§ **GIVEN TASK**: Within the material below, find each line bearing the word "بستری" and present it.

§ **MATERIAL SHOWN**:
[BEGIN]
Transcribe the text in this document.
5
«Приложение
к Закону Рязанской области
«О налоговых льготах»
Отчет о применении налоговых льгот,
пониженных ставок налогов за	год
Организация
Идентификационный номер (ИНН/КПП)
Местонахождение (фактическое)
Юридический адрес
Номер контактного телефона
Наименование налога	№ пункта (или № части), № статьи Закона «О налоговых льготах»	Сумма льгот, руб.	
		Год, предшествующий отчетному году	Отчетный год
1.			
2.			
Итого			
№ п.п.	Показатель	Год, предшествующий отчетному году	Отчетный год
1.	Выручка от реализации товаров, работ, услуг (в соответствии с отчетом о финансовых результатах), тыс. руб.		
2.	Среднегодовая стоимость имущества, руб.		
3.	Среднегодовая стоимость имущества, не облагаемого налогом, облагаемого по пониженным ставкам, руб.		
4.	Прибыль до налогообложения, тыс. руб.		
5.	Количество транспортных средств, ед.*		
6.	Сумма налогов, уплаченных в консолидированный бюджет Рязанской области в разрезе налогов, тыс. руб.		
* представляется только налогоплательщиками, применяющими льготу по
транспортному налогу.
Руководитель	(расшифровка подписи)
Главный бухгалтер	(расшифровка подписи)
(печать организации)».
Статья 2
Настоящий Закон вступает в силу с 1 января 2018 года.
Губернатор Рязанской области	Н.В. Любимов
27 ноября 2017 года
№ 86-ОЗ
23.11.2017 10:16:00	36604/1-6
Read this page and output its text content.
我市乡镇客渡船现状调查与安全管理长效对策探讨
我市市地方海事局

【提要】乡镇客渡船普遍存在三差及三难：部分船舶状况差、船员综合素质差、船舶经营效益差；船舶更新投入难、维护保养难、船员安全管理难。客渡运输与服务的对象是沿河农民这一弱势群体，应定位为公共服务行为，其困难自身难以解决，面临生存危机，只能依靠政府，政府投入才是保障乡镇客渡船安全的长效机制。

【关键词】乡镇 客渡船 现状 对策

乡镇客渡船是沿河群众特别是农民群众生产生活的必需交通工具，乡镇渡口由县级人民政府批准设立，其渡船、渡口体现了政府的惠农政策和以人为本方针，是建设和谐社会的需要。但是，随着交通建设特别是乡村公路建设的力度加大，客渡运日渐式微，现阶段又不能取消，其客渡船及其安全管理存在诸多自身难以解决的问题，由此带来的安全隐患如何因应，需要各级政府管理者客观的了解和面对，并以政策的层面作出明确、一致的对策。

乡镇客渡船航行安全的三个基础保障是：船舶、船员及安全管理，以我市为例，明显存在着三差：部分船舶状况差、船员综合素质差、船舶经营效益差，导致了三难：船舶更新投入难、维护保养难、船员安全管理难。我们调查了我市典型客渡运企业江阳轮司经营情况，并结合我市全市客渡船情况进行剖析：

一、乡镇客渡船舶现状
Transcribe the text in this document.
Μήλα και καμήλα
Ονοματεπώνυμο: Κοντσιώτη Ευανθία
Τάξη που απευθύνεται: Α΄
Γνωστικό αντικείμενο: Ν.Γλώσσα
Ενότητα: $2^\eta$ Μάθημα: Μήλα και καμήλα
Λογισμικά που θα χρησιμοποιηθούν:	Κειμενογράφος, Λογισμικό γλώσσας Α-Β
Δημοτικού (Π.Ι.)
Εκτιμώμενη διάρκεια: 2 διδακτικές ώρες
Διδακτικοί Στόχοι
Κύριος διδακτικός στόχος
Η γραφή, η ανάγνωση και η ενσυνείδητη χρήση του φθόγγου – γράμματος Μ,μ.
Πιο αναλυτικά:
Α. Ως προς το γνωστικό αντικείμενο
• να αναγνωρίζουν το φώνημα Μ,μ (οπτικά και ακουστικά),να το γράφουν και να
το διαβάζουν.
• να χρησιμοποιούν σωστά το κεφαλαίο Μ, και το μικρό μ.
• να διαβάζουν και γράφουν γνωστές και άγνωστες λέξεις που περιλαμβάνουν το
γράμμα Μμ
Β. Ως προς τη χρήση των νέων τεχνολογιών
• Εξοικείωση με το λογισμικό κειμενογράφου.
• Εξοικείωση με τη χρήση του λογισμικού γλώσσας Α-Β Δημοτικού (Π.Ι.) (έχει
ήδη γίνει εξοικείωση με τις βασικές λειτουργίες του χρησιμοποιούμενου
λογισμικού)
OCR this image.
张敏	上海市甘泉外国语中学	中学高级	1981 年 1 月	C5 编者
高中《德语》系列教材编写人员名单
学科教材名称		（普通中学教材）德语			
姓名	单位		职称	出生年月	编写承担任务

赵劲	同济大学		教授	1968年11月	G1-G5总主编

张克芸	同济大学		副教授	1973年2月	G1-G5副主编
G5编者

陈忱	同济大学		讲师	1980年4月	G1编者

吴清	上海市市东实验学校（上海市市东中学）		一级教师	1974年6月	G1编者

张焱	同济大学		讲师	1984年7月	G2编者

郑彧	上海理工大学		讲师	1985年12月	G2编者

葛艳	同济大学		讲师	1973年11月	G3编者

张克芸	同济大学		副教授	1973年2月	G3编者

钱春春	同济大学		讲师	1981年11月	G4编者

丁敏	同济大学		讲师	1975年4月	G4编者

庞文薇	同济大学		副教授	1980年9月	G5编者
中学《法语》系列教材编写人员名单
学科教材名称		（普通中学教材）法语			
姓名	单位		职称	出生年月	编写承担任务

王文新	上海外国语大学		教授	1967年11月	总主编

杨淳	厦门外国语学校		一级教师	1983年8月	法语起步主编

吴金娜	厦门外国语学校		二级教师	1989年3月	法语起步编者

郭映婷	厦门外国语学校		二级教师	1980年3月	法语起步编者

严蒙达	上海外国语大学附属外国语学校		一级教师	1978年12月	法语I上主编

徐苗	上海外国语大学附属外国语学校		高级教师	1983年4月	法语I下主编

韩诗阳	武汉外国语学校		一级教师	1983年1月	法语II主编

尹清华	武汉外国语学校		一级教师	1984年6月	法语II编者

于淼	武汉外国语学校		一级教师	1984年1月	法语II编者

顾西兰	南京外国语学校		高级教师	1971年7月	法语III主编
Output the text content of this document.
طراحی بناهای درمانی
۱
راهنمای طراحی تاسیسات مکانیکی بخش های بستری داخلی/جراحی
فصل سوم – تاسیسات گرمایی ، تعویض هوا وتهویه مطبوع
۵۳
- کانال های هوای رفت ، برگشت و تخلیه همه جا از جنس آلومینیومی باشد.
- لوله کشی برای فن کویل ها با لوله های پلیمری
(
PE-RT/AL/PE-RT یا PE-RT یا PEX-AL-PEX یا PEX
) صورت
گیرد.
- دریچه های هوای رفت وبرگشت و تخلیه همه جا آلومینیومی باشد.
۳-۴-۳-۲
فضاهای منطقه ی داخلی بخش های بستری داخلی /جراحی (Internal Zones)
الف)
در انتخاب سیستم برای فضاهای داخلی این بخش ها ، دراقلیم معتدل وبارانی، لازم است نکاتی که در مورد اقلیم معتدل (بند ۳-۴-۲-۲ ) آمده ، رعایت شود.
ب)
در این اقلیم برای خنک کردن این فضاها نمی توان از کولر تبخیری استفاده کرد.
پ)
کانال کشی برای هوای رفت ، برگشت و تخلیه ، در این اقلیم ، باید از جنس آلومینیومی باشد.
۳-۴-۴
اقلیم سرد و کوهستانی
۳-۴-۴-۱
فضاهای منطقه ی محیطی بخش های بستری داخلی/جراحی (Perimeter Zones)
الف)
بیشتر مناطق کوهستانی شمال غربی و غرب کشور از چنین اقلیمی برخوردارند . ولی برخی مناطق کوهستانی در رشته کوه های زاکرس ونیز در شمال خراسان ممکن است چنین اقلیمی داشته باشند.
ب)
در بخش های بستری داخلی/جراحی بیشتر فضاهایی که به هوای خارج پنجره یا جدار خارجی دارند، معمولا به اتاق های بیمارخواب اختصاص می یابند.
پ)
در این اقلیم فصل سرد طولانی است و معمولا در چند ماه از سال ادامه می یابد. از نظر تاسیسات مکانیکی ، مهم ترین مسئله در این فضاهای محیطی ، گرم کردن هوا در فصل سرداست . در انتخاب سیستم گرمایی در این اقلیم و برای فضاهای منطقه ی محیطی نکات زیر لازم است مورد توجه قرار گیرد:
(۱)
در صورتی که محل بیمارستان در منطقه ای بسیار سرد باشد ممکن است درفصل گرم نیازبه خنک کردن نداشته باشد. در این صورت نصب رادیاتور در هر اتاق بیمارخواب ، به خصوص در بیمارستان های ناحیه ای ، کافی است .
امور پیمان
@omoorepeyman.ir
[END]
§ **EXERCISE RESPONSE**:
راهنمای طراحی تاسیسات مکانیکی بخش های بستری داخلی/جراحی
فضاهای منطقه ی داخلی بخش های بستری داخلی /جراحی (Internal Zones)
فضاهای منطقه ی محیطی بخش های بستری داخلی/جراحی (Perimeter Zones)
در بخش های بستری داخلی/جراحی بیشتر فضاهایی که به هوای خارج پنجره یا جدار خارجی دارند، معمولا به اتاق های بیمارخواب اختصاص می یابند.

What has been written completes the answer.